==== Input records ====
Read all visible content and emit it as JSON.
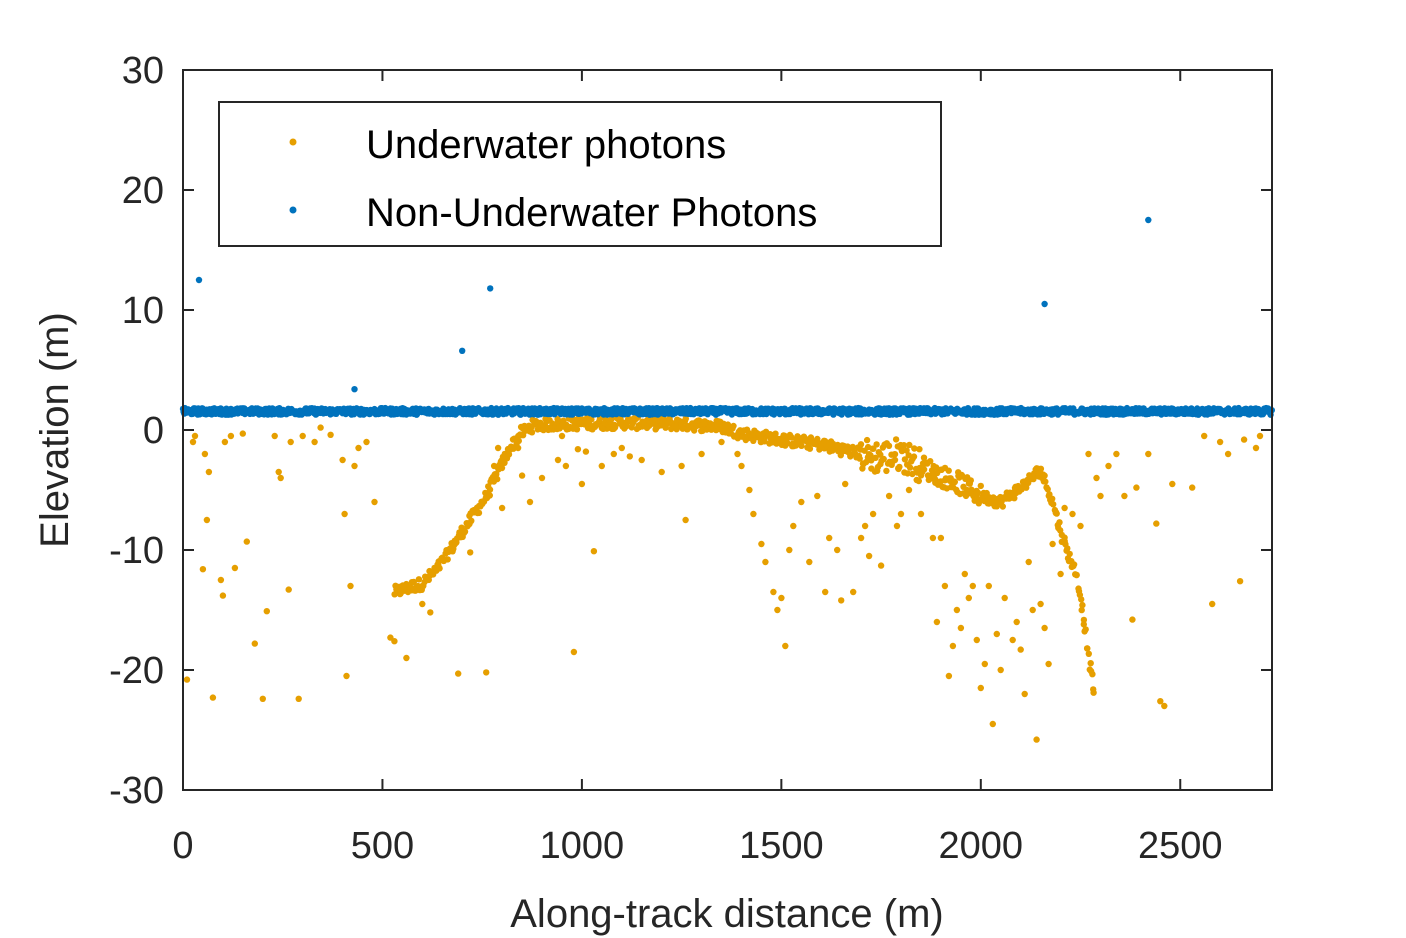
{
  "chart_data": {
    "type": "scatter",
    "title": "",
    "xlabel": "Along-track distance (m)",
    "ylabel": "Elevation (m)",
    "xlim": [
      0,
      2730
    ],
    "ylim": [
      -30,
      30
    ],
    "xticks": [
      0,
      500,
      1000,
      1500,
      2000,
      2500
    ],
    "yticks": [
      -30,
      -20,
      -10,
      0,
      10,
      20,
      30
    ],
    "grid": false,
    "legend_position": "top-left",
    "series": [
      {
        "name": "Underwater photons",
        "color": "#e69f00",
        "points": [
          [
            10,
            -20.8
          ],
          [
            25,
            -1
          ],
          [
            30,
            -0.5
          ],
          [
            50,
            -11.6
          ],
          [
            55,
            -2
          ],
          [
            60,
            -7.5
          ],
          [
            65,
            -3.5
          ],
          [
            75,
            -22.3
          ],
          [
            95,
            -12.5
          ],
          [
            100,
            -13.8
          ],
          [
            105,
            -1
          ],
          [
            120,
            -0.5
          ],
          [
            130,
            -11.5
          ],
          [
            150,
            -0.3
          ],
          [
            160,
            -9.3
          ],
          [
            180,
            -17.8
          ],
          [
            200,
            -22.4
          ],
          [
            210,
            -15.1
          ],
          [
            230,
            -0.5
          ],
          [
            240,
            -3.5
          ],
          [
            245,
            -4
          ],
          [
            265,
            -13.3
          ],
          [
            270,
            -1
          ],
          [
            290,
            -22.4
          ],
          [
            300,
            -0.5
          ],
          [
            330,
            -1
          ],
          [
            345,
            0.2
          ],
          [
            370,
            -0.4
          ],
          [
            400,
            -2.5
          ],
          [
            405,
            -7
          ],
          [
            410,
            -20.5
          ],
          [
            420,
            -13
          ],
          [
            430,
            -3
          ],
          [
            440,
            -1.5
          ],
          [
            460,
            -1
          ],
          [
            480,
            -6
          ],
          [
            520,
            -17.3
          ],
          [
            530,
            -17.6
          ],
          [
            560,
            -19
          ],
          [
            600,
            -14.5
          ],
          [
            620,
            -15.2
          ],
          [
            690,
            -20.3
          ],
          [
            720,
            -10.2
          ],
          [
            760,
            -20.2
          ],
          [
            780,
            -3
          ],
          [
            790,
            -1.5
          ],
          [
            800,
            -6.5
          ],
          [
            840,
            -1.5
          ],
          [
            850,
            -3.8
          ],
          [
            870,
            -6
          ],
          [
            900,
            -4
          ],
          [
            940,
            -2.5
          ],
          [
            950,
            -0.5
          ],
          [
            960,
            -3
          ],
          [
            980,
            -18.5
          ],
          [
            990,
            -1.6
          ],
          [
            1000,
            -4.5
          ],
          [
            1010,
            -1.8
          ],
          [
            1030,
            -10.1
          ],
          [
            1050,
            -3
          ],
          [
            1080,
            -2
          ],
          [
            1100,
            -1.5
          ],
          [
            1120,
            -2.2
          ],
          [
            1150,
            -2.5
          ],
          [
            1200,
            -3.5
          ],
          [
            1250,
            -3
          ],
          [
            1260,
            -7.5
          ],
          [
            1300,
            -2
          ],
          [
            1350,
            -1
          ],
          [
            1390,
            -2
          ],
          [
            1400,
            -3
          ],
          [
            1420,
            -5
          ],
          [
            1430,
            -7
          ],
          [
            1450,
            -9.5
          ],
          [
            1460,
            -11
          ],
          [
            1480,
            -13.5
          ],
          [
            1490,
            -15
          ],
          [
            1500,
            -14
          ],
          [
            1510,
            -18
          ],
          [
            1520,
            -10
          ],
          [
            1530,
            -8
          ],
          [
            1550,
            -6
          ],
          [
            1570,
            -11
          ],
          [
            1590,
            -5.5
          ],
          [
            1610,
            -13.5
          ],
          [
            1620,
            -9
          ],
          [
            1640,
            -10
          ],
          [
            1650,
            -14.2
          ],
          [
            1660,
            -4.5
          ],
          [
            1680,
            -13.5
          ],
          [
            1700,
            -9
          ],
          [
            1710,
            -8
          ],
          [
            1720,
            -10.5
          ],
          [
            1730,
            -7
          ],
          [
            1750,
            -11.3
          ],
          [
            1770,
            -5.5
          ],
          [
            1790,
            -8
          ],
          [
            1800,
            -7
          ],
          [
            1820,
            -5
          ],
          [
            1850,
            -7
          ],
          [
            1880,
            -9
          ],
          [
            1890,
            -16
          ],
          [
            1900,
            -9
          ],
          [
            1910,
            -13
          ],
          [
            1920,
            -20.5
          ],
          [
            1930,
            -18
          ],
          [
            1940,
            -15
          ],
          [
            1950,
            -16.5
          ],
          [
            1960,
            -12
          ],
          [
            1970,
            -14
          ],
          [
            1980,
            -13
          ],
          [
            1990,
            -17.5
          ],
          [
            2000,
            -21.5
          ],
          [
            2010,
            -19.5
          ],
          [
            2020,
            -13
          ],
          [
            2030,
            -24.5
          ],
          [
            2040,
            -17
          ],
          [
            2050,
            -20
          ],
          [
            2060,
            -14
          ],
          [
            2080,
            -17.5
          ],
          [
            2090,
            -16
          ],
          [
            2100,
            -18.3
          ],
          [
            2110,
            -22
          ],
          [
            2120,
            -11
          ],
          [
            2130,
            -15
          ],
          [
            2140,
            -25.8
          ],
          [
            2150,
            -14.5
          ],
          [
            2160,
            -16.5
          ],
          [
            2170,
            -19.5
          ],
          [
            2180,
            -9.5
          ],
          [
            2200,
            -12
          ],
          [
            2210,
            -6.5
          ],
          [
            2230,
            -7
          ],
          [
            2250,
            -8
          ],
          [
            2270,
            -2
          ],
          [
            2290,
            -4
          ],
          [
            2300,
            -5.5
          ],
          [
            2320,
            -3
          ],
          [
            2340,
            -2
          ],
          [
            2360,
            -5.5
          ],
          [
            2380,
            -15.8
          ],
          [
            2390,
            -4.8
          ],
          [
            2420,
            -2
          ],
          [
            2440,
            -7.8
          ],
          [
            2450,
            -22.6
          ],
          [
            2460,
            -23
          ],
          [
            2480,
            -4.5
          ],
          [
            2530,
            -4.8
          ],
          [
            2560,
            -0.5
          ],
          [
            2580,
            -14.5
          ],
          [
            2600,
            -1
          ],
          [
            2620,
            -2
          ],
          [
            2650,
            -12.6
          ],
          [
            2660,
            -0.8
          ],
          [
            2690,
            -1.5
          ],
          [
            2700,
            -0.5
          ]
        ]
      },
      {
        "name": "Non-Underwater Photons",
        "color": "#0072bd",
        "points": [
          [
            40,
            12.5
          ],
          [
            430,
            3.4
          ],
          [
            700,
            6.6
          ],
          [
            770,
            11.8
          ],
          [
            2160,
            10.5
          ],
          [
            2420,
            17.5
          ]
        ]
      }
    ]
  },
  "legend": {
    "items": [
      "Underwater photons",
      "Non-Underwater Photons"
    ]
  }
}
====
▶ **What the task asks**: Return nothing except the number of lines that include the string "Underwater".

▶ **Answer**: 4